WHAT THE EXERCISE ASKS: Your answer should be a single number: the count of lines containing "offer".

MATERIALS PROVIDED:
---------------

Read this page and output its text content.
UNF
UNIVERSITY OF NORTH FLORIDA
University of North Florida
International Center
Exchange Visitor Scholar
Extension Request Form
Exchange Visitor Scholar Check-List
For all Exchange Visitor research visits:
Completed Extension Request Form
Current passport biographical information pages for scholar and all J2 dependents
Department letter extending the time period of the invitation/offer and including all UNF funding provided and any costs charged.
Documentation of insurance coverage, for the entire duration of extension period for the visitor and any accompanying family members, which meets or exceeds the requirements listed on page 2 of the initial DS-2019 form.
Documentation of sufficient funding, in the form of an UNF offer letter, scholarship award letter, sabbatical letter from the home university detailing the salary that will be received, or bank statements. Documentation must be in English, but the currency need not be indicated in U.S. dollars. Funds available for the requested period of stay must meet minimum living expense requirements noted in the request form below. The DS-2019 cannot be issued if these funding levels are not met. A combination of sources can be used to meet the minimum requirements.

---------------

WRITTEN ANSWER: 2